What is expected ->
The answer must consist of every line from the data that holds the string "Medical".

Segment Start: Task data

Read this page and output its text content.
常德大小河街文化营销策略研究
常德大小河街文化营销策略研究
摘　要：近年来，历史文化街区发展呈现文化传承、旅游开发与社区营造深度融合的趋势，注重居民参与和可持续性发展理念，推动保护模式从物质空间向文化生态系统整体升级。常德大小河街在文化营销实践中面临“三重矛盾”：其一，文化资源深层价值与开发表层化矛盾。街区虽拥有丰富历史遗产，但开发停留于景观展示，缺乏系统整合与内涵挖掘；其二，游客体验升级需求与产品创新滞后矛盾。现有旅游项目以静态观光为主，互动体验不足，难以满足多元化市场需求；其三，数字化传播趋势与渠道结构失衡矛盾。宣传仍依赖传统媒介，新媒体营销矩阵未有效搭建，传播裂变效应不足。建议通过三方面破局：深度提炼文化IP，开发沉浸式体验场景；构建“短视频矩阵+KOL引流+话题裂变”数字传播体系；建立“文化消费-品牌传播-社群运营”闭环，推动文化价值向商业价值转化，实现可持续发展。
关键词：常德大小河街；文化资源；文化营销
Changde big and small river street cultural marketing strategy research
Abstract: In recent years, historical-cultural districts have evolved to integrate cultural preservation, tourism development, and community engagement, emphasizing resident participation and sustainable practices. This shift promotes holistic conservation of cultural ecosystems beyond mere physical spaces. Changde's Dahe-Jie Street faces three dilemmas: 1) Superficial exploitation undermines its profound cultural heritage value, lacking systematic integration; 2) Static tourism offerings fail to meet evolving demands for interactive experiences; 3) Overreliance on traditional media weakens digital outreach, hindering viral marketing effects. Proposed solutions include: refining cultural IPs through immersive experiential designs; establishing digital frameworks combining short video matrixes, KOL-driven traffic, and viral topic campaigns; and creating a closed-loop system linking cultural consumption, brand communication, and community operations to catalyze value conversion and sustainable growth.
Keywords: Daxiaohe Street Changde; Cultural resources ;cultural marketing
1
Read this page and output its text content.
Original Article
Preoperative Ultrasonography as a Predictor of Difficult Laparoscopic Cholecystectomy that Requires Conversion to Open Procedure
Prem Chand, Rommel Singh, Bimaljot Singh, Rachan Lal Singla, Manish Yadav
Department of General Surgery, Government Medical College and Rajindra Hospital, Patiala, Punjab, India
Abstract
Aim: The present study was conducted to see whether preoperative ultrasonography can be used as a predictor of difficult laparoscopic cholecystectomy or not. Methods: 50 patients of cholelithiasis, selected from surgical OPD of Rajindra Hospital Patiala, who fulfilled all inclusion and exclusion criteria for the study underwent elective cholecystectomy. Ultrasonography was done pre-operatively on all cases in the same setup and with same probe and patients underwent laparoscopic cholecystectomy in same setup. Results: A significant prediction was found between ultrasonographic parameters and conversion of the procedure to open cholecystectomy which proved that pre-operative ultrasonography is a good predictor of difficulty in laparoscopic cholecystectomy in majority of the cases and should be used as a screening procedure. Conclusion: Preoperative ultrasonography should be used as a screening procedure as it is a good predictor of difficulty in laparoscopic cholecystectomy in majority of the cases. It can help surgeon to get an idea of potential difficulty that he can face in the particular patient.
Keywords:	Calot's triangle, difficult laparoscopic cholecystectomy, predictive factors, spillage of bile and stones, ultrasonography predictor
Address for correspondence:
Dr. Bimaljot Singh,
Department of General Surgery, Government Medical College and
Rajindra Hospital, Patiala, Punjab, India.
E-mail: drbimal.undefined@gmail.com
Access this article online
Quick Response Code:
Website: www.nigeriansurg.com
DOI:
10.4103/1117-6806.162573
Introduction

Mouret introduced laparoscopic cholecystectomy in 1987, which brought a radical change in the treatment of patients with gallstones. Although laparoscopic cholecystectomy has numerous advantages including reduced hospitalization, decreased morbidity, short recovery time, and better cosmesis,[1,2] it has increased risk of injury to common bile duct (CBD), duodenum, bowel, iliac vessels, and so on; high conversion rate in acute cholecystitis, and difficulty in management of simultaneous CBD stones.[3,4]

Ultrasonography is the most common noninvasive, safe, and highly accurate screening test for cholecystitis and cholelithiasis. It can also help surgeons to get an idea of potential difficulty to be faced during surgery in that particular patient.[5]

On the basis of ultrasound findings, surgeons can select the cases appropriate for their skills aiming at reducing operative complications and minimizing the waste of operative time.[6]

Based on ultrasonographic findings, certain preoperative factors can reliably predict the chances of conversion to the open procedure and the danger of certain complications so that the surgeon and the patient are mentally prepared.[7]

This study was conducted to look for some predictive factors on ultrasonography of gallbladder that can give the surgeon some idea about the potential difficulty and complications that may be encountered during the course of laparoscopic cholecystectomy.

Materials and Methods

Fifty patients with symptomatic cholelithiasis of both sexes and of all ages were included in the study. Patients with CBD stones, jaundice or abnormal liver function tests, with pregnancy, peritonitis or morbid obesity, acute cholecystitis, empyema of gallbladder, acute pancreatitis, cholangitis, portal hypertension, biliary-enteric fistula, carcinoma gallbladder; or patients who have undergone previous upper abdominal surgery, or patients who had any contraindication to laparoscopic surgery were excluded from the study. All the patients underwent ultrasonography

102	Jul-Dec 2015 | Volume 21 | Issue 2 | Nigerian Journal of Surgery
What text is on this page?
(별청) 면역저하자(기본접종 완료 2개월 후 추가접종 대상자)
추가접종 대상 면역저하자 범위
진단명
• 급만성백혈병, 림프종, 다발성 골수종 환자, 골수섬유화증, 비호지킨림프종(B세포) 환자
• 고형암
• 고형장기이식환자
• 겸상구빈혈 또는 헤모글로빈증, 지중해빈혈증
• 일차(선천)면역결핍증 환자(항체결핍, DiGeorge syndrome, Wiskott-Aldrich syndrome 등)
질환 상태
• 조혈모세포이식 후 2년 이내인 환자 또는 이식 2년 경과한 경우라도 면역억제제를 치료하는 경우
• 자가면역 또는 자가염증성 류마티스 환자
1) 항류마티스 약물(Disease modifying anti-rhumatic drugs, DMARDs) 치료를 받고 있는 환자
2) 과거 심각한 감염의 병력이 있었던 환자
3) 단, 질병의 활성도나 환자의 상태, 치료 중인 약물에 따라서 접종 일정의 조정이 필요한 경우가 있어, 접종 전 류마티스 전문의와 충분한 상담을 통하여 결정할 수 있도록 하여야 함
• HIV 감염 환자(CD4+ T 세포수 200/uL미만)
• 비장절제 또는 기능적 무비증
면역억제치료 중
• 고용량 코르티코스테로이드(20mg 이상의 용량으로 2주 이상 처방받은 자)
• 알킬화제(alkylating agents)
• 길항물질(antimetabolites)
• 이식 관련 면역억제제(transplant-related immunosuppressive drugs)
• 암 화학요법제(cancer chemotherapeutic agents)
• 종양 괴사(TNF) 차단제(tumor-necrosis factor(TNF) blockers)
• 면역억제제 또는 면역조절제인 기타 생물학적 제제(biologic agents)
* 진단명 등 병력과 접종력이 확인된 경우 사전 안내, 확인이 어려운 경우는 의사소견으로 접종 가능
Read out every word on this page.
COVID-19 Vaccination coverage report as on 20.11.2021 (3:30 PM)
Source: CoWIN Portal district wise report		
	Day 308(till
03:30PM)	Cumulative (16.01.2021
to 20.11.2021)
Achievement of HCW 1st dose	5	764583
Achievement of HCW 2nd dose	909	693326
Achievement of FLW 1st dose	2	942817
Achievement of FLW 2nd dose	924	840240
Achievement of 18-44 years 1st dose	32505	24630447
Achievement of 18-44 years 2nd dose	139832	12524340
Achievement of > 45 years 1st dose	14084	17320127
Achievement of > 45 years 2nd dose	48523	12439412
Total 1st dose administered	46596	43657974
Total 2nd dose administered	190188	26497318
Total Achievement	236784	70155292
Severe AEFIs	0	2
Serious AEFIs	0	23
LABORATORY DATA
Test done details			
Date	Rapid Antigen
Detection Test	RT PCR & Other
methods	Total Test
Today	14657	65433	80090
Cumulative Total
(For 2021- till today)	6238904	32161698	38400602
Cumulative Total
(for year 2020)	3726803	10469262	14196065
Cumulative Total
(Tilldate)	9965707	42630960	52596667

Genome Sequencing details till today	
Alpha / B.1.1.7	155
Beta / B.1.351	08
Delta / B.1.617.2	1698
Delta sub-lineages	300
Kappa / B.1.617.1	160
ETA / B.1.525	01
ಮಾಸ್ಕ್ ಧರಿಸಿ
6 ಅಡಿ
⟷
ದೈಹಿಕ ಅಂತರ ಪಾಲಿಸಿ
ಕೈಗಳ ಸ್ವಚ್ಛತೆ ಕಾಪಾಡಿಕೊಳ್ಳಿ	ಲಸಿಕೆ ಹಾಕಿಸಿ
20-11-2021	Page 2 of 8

Segment End: Task data

Response to this task ->
Department of General Surgery, Government Medical College and Rajindra Hospital, Patiala, Punjab, India
Department of General Surgery, Government Medical College and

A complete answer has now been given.